-- TASK MATERIAL follows --

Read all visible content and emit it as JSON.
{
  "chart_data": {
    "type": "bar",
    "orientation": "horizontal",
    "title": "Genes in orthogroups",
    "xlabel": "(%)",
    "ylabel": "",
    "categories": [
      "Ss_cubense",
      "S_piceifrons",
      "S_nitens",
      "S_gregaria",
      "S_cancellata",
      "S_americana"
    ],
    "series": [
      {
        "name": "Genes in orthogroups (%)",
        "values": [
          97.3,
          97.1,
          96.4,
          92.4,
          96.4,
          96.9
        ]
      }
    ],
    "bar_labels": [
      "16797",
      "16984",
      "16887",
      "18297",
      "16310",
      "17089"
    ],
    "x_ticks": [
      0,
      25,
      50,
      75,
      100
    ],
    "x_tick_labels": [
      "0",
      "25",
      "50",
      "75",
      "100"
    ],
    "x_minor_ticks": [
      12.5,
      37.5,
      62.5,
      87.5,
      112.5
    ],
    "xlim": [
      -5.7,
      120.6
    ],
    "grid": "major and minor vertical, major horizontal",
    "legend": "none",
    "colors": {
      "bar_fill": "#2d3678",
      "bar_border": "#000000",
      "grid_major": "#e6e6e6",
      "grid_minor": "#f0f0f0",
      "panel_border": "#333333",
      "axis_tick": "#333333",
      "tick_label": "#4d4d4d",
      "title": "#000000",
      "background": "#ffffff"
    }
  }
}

-- TASK MATERIAL concluded --

WHAT YOU SHOULD DO: The full material has to be written out again exactly as shown.

SOLVED PROBLEM:
Read all visible content and emit it as JSON.
{
  "chart_data": {
    "type": "bar",
    "orientation": "horizontal",
    "title": "Genes in orthogroups",
    "xlabel": "(%)",
    "ylabel": "",
    "categories": [
      "Ss_cubense",
      "S_piceifrons",
      "S_nitens",
      "S_gregaria",
      "S_cancellata",
      "S_americana"
    ],
    "series": [
      {
        "name": "Genes in orthogroups (%)",
        "values": [
          97.3,
          97.1,
          96.4,
          92.4,
          96.4,
          96.9
        ]
      }
    ],
    "bar_labels": [
      "16797",
      "16984",
      "16887",
      "18297",
      "16310",
      "17089"
    ],
    "x_ticks": [
      0,
      25,
      50,
      75,
      100
    ],
    "x_tick_labels": [
      "0",
      "25",
      "50",
      "75",
      "100"
    ],
    "x_minor_ticks": [
      12.5,
      37.5,
      62.5,
      87.5,
      112.5
    ],
    "xlim": [
      -5.7,
      120.6
    ],
    "grid": "major and minor vertical, major horizontal",
    "legend": "none",
    "colors": {
      "bar_fill": "#2d3678",
      "bar_border": "#000000",
      "grid_major": "#e6e6e6",
      "grid_minor": "#f0f0f0",
      "panel_border": "#333333",
      "axis_tick": "#333333",
      "tick_label": "#4d4d4d",
      "title": "#000000",
      "background": "#ffffff"
    }
  }
}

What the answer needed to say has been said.